Written request » Images are excluded; otherwise, output every record exactly.

Recorded data »
■ ■ ■ ■
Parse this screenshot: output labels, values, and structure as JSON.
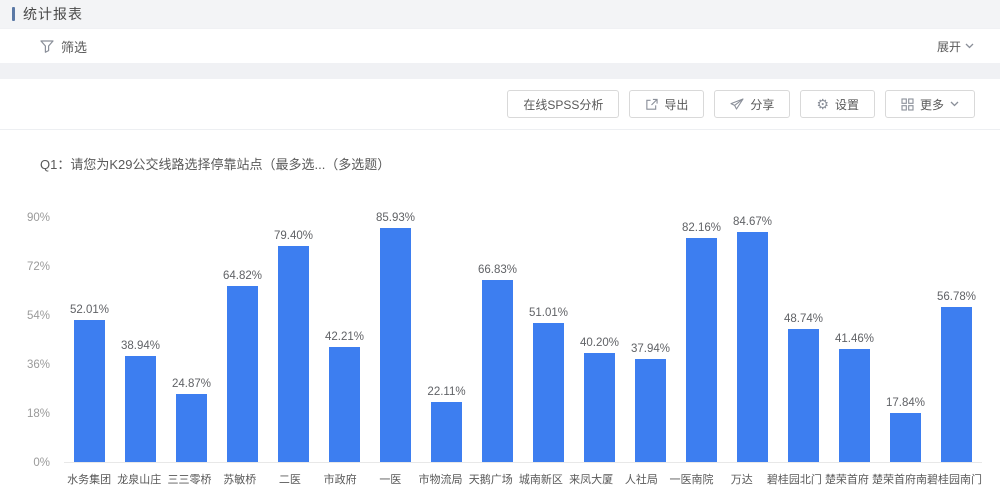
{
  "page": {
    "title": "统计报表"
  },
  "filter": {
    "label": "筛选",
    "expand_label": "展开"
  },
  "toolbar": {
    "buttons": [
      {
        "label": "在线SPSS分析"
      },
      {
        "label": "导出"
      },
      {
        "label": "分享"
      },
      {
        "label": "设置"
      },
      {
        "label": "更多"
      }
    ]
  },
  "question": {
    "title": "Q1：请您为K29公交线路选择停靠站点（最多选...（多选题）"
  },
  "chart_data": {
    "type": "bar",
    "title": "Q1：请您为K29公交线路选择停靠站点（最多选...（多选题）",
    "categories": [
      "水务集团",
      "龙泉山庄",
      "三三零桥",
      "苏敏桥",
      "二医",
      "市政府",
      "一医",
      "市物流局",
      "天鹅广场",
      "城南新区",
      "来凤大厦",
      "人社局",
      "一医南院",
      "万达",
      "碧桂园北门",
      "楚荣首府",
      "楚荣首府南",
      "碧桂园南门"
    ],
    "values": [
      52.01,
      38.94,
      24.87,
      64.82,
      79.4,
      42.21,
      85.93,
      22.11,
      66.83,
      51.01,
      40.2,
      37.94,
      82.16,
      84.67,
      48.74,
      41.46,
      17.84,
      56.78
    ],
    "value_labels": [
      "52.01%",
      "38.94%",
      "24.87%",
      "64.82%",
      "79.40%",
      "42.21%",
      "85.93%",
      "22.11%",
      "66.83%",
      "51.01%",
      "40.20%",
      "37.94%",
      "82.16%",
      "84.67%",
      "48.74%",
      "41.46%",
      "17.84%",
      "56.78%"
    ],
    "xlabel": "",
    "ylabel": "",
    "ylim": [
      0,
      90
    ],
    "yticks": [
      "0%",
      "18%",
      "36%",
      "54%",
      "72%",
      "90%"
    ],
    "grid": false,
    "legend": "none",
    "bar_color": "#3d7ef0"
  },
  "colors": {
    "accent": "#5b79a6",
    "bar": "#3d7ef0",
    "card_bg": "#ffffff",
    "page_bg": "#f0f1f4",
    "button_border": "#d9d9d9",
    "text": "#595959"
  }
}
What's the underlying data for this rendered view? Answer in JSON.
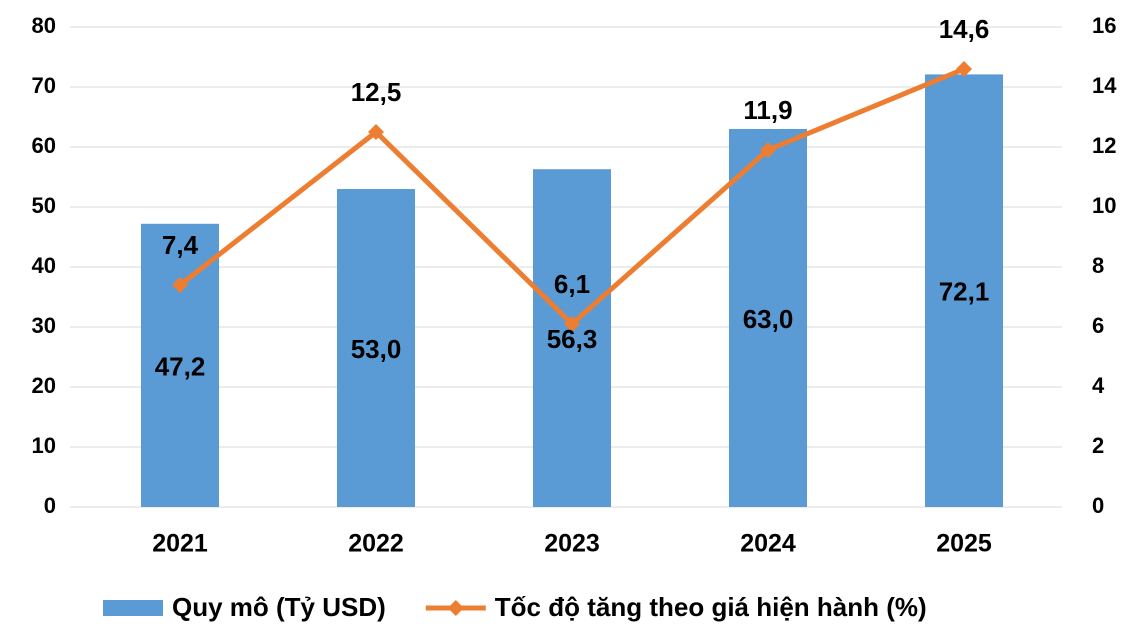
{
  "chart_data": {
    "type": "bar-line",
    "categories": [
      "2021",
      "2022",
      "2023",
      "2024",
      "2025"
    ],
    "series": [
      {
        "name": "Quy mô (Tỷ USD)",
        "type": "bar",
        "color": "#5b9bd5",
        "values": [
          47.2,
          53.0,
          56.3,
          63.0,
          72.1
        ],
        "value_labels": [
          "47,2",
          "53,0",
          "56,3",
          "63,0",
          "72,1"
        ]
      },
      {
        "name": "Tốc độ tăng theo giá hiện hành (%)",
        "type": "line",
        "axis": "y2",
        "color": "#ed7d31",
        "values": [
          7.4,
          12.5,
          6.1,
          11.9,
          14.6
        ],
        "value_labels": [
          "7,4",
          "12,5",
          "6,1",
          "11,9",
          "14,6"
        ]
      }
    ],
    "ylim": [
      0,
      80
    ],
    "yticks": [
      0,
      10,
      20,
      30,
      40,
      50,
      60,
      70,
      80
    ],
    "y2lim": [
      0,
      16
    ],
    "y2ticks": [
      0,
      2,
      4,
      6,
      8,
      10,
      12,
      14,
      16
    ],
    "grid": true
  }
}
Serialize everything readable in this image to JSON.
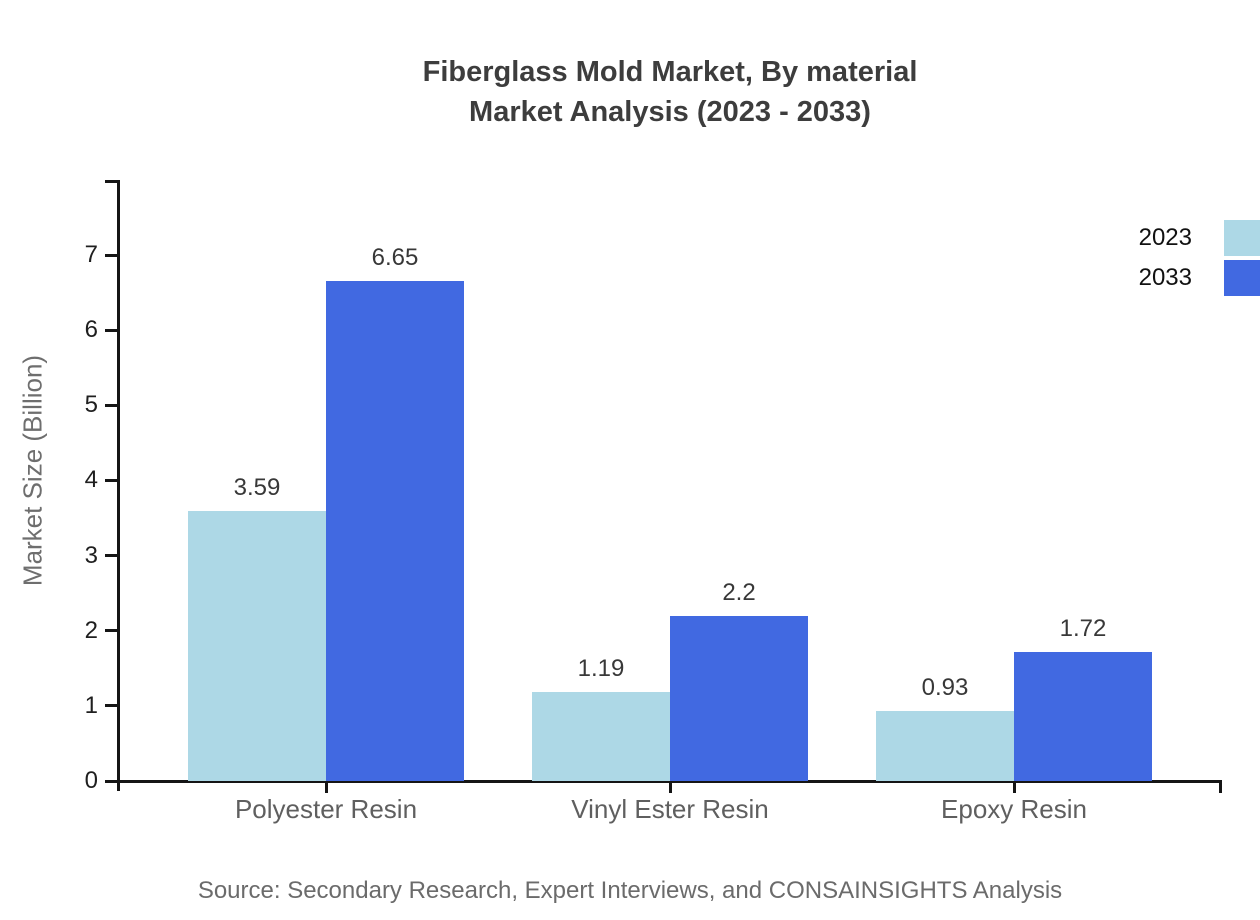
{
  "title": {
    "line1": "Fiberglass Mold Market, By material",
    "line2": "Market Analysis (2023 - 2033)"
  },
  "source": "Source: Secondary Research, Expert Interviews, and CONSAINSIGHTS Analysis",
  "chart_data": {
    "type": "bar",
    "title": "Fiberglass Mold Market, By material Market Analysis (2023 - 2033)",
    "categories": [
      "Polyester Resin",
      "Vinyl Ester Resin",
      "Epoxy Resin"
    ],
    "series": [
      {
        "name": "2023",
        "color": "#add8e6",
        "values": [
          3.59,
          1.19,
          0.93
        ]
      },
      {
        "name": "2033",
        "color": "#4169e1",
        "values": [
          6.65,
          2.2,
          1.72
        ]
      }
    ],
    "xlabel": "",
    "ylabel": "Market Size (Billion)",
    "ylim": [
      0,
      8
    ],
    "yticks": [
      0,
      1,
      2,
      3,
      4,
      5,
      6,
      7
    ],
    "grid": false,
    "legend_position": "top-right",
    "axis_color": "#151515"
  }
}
■ ■ ■ ■
Answer to this problem »
Parse this screenshot: output labels, values, and structure as JSON.
{
  "page": {
    "title": "统计报表"
  },
  "filter": {
    "label": "筛选",
    "expand_label": "展开"
  },
  "toolbar": {
    "buttons": [
      {
        "label": "在线SPSS分析"
      },
      {
        "label": "导出"
      },
      {
        "label": "分享"
      },
      {
        "label": "设置"
      },
      {
        "label": "更多"
      }
    ]
  },
  "question": {
    "title": "Q1：请您为K29公交线路选择停靠站点（最多选...（多选题）"
  },
  "chart_data": {
    "type": "bar",
    "title": "Q1：请您为K29公交线路选择停靠站点（最多选...（多选题）",
    "categories": [
      "水务集团",
      "龙泉山庄",
      "三三零桥",
      "苏敏桥",
      "二医",
      "市政府",
      "一医",
      "市物流局",
      "天鹅广场",
      "城南新区",
      "来凤大厦",
      "人社局",
      "一医南院",
      "万达",
      "碧桂园北门",
      "楚荣首府",
      "楚荣首府南",
      "碧桂园南门"
    ],
    "values": [
      52.01,
      38.94,
      24.87,
      64.82,
      79.4,
      42.21,
      85.93,
      22.11,
      66.83,
      51.01,
      40.2,
      37.94,
      82.16,
      84.67,
      48.74,
      41.46,
      17.84,
      56.78
    ],
    "value_labels": [
      "52.01%",
      "38.94%",
      "24.87%",
      "64.82%",
      "79.40%",
      "42.21%",
      "85.93%",
      "22.11%",
      "66.83%",
      "51.01%",
      "40.20%",
      "37.94%",
      "82.16%",
      "84.67%",
      "48.74%",
      "41.46%",
      "17.84%",
      "56.78%"
    ],
    "xlabel": "",
    "ylabel": "",
    "ylim": [
      0,
      90
    ],
    "yticks": [
      "0%",
      "18%",
      "36%",
      "54%",
      "72%",
      "90%"
    ],
    "grid": false,
    "legend": "none",
    "bar_color": "#3d7ef0"
  },
  "colors": {
    "accent": "#5b79a6",
    "bar": "#3d7ef0",
    "card_bg": "#ffffff",
    "page_bg": "#f0f1f4",
    "button_border": "#d9d9d9",
    "text": "#595959"
  }
}
What's the underlying data for this rendered view? Answer in JSON.
{
  "chart_data": {
    "type": "bar-line",
    "categories": [
      "2021",
      "2022",
      "2023",
      "2024",
      "2025"
    ],
    "series": [
      {
        "name": "Quy mô (Tỷ USD)",
        "type": "bar",
        "color": "#5b9bd5",
        "values": [
          47.2,
          53.0,
          56.3,
          63.0,
          72.1
        ],
        "value_labels": [
          "47,2",
          "53,0",
          "56,3",
          "63,0",
          "72,1"
        ]
      },
      {
        "name": "Tốc độ tăng theo giá hiện hành (%)",
        "type": "line",
        "axis": "y2",
        "color": "#ed7d31",
        "values": [
          7.4,
          12.5,
          6.1,
          11.9,
          14.6
        ],
        "value_labels": [
          "7,4",
          "12,5",
          "6,1",
          "11,9",
          "14,6"
        ]
      }
    ],
    "ylim": [
      0,
      80
    ],
    "yticks": [
      0,
      10,
      20,
      30,
      40,
      50,
      60,
      70,
      80
    ],
    "y2lim": [
      0,
      16
    ],
    "y2ticks": [
      0,
      2,
      4,
      6,
      8,
      10,
      12,
      14,
      16
    ],
    "grid": true
  }
}
Serialize everything readable in this image to JSON.
{
  "title": {
    "line1": "Fiberglass Mold Market, By material",
    "line2": "Market Analysis (2023 - 2033)"
  },
  "source": "Source: Secondary Research, Expert Interviews, and CONSAINSIGHTS Analysis",
  "chart_data": {
    "type": "bar",
    "title": "Fiberglass Mold Market, By material Market Analysis (2023 - 2033)",
    "categories": [
      "Polyester Resin",
      "Vinyl Ester Resin",
      "Epoxy Resin"
    ],
    "series": [
      {
        "name": "2023",
        "color": "#add8e6",
        "values": [
          3.59,
          1.19,
          0.93
        ]
      },
      {
        "name": "2033",
        "color": "#4169e1",
        "values": [
          6.65,
          2.2,
          1.72
        ]
      }
    ],
    "xlabel": "",
    "ylabel": "Market Size (Billion)",
    "ylim": [
      0,
      8
    ],
    "yticks": [
      0,
      1,
      2,
      3,
      4,
      5,
      6,
      7
    ],
    "grid": false,
    "legend_position": "top-right",
    "axis_color": "#151515"
  }
}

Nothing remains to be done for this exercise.